■ **Tâche courte A**
Recopiez tout le passage du texte sur la précarité au ministère de la Culture, depuis « Résorption de la précarité au ministère : Madame » jusqu'à « précarité au ministère ! ».
■ **Tâche courte B**
D'après le texte sur la précarité au ministère de la Culture, combien d'agents non titulaires compte ce ministère ?

■ **Extrait de page**

Résorption de la précarité au ministère : Madame la ministre déclare le chantier « déjà ouvert »

Le recours accru à la contractualisation, renforcé par la création du contrat de projet (article 7 bis de la loi du 11 janvier 1984), ouvre la voie à une généralisation de la précarité « statutaire » sans garanties collectives ni déroulement de carrière. La rencontre entre la ministre de la Culture et vos représentants le 27 août 2020 a permis d’entrevoir les orientations qu’elle entend fixer à son administration. Parmi les nombreux chantiers à ouvrir ou à clôturer, certains sont d’ores et « déjà ouverts » au rang desquels nous sommes satisfaits de compter celui de la résorption de la précarité au ministère !

Résorber la précarité au Ministère de la Culture

Malgré les deux plans « Sauvadet » de titularisation engagés depuis 2012, la situation statutaire et sociale des agents publics sous contrat du Ministère de la Culture est très loin d’être réglée. Les personnels « non-titulaires » représentent la moitié des effectifs (administrations centrales et déconcentrées et tous établissements publics confondus) soit près de 12 000 agents sur les 24 800 du ministère de la Culture. Cette proportion est parmi les plus élevées dans la Fonction publique de l’État.

L’essentiel des agents contractuels du ministère exercent pourtant des missions permanentes pour lesquelles existent des corps de fonctionnaires. Ces recrutements sur contrats sont destinés à pourvoir des postes dans les quatre grandes filières de titulaires : l’Accueil et surveillance, l’Administration, l’Enseignement supérieur et la filière Scientifique, quel que soit le fondement statutaire de leur recrutement, besoin permanent à temps complet (Art. 4) ou à temps incomplet (Article 6), ou faux besoin non permanent en occasionnel ou surcroît d’activité (Art. 6 sexies).

Les agents contractuels ont vocation à intégrer des corps de fonctionnaires, garantissant des droits et des perspectives d’évolution de carrière moins aléatoires et moins opaques ainsi que des possibilités de mobilité sans perte de salaire.

Malgré cela, seuls 10% des agents ont été CDIsés par la loi « Sauvadet » sur les 4 500 agents sous CDD du ministère (dont une majorité en catégorie C). Ce taux très faible de CDIsation est le résultat de l’extrême fragmentation des contrats et des abus de recours aux contrats à temps incomplet au ministère. Cela laisse près de 4000 agents sous CDD dont la question de la pérennisation de leur emploi reste entière : renouvellement, titularisation ou recrutement par concours sur postes ouverts.

Faire bloc contre le « contrat de projet » qui rime avec « ultra-précarité »

Au-delà de la nécessité de la nécessité de travailler à un vaste de pérennisation des emplois, nous restons très vigilants contre l’usage au ministère de la Culture de ce nouveau contrat inscrit dans la loi de transformation publique du 6 août 2019. L’engagement de la ministre de travailler sur la résorption de la précarité doit commencer par un refus catégorique du « contrat de projet » dans toutes les sphères d’action du service public culturel. Faut-il rappeler que le recours au contrat est déjà largement ouvert par le statut général ?

■ **Données affichées**
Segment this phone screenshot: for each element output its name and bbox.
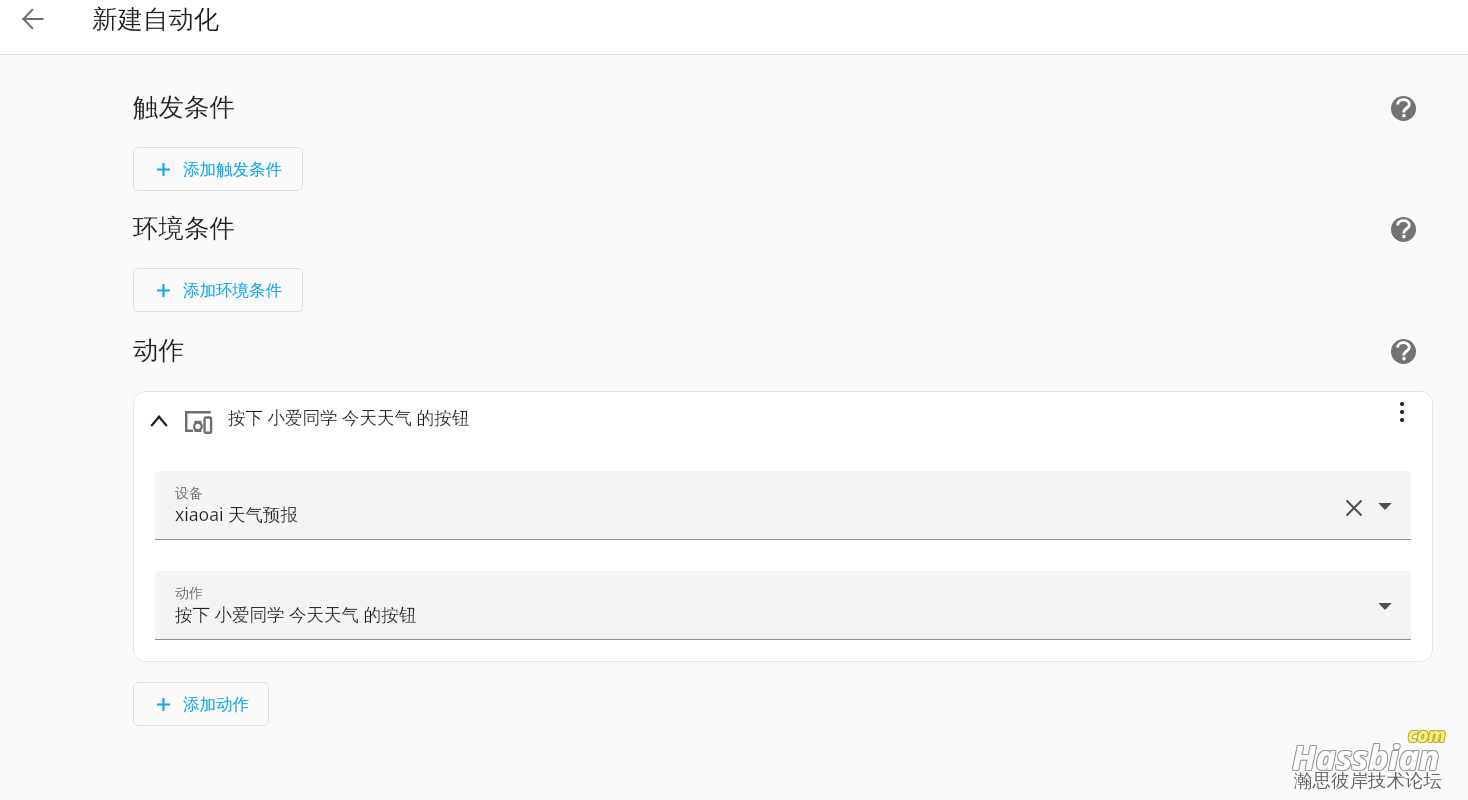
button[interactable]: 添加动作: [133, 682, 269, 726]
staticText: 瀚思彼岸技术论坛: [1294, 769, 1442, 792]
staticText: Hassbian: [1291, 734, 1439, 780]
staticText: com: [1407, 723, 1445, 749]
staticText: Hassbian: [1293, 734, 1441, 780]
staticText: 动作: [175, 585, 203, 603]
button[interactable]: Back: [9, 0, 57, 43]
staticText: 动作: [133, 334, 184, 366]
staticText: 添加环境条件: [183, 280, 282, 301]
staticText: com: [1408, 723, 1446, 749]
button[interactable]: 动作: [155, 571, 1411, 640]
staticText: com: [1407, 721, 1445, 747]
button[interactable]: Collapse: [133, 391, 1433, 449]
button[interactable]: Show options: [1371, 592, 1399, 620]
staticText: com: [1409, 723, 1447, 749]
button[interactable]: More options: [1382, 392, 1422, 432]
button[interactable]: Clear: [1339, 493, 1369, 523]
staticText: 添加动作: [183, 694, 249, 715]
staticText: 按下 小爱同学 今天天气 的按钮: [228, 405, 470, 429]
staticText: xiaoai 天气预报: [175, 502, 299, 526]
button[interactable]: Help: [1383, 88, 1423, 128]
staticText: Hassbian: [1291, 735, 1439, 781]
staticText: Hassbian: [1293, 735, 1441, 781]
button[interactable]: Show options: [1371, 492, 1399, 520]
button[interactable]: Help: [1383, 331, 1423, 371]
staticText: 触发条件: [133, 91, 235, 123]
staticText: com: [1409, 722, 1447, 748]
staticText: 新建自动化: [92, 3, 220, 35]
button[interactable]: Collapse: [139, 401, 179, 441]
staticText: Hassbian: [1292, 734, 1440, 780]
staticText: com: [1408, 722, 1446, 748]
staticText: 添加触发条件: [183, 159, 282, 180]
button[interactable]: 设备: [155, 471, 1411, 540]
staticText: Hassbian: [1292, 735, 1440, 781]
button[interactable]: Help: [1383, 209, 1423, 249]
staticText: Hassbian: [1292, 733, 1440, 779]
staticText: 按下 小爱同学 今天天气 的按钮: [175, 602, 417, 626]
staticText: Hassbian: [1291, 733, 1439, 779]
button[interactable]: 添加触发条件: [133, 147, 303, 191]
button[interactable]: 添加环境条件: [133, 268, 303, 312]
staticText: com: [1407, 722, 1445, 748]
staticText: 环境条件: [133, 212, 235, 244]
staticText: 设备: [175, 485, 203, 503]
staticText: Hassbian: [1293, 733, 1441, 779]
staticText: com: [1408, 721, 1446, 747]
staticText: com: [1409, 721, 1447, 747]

■ **Résultat obtenu A**
Résorption de la précarité au ministère : Madame la ministre déclare le chantier « déjà ouvert »

Le recours accru à la contractualisation, renforcé par la création du contrat de projet (article 7 bis de la loi du 11 janvier 1984), ouvre la voie à une généralisation de la précarité « statutaire » sans garanties collectives ni déroulement de carrière. La rencontre entre la ministre de la Culture et vos représentants le 27 août 2020 a permis d’entrevoir les orientations qu’elle entend fixer à son administration. Parmi les nombreux chantiers à ouvrir ou à clôturer, certains sont d’ores et « déjà ouverts » au rang desquels nous sommes satisfaits de compter celui de la résorption de la précarité au ministère !

■ **Résultat obtenu B**
Près de 12 000 agents sur les 24 800 du ministère.